§ **What you will do**
Below is a block of records; repeat each one exactly.

Structured figure records:
+++
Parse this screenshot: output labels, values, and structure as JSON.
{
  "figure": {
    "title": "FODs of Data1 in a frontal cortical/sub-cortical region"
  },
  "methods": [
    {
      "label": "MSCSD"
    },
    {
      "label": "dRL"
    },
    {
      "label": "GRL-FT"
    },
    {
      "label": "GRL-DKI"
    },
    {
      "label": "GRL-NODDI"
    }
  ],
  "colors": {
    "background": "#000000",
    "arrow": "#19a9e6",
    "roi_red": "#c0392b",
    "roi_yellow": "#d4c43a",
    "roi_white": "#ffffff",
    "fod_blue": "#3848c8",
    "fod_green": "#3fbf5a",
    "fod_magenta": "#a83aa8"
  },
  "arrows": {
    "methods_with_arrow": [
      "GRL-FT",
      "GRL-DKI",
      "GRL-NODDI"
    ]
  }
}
+++
§ **Answer for the task**
Parse this screenshot: output labels, values, and structure as JSON.
{
  "figure": {
    "title": "FODs of Data1 in a frontal cortical/sub-cortical region"
  },
  "methods": [
    {
      "label": "MSCSD"
    },
    {
      "label": "dRL"
    },
    {
      "label": "GRL-FT"
    },
    {
      "label": "GRL-DKI"
    },
    {
      "label": "GRL-NODDI"
    }
  ],
  "colors": {
    "background": "#000000",
    "arrow": "#19a9e6",
    "roi_red": "#c0392b",
    "roi_yellow": "#d4c43a",
    "roi_white": "#ffffff",
    "fod_blue": "#3848c8",
    "fod_green": "#3fbf5a",
    "fod_magenta": "#a83aa8"
  },
  "arrows": {
    "methods_with_arrow": [
      "GRL-FT",
      "GRL-DKI",
      "GRL-NODDI"
    ]
  }
}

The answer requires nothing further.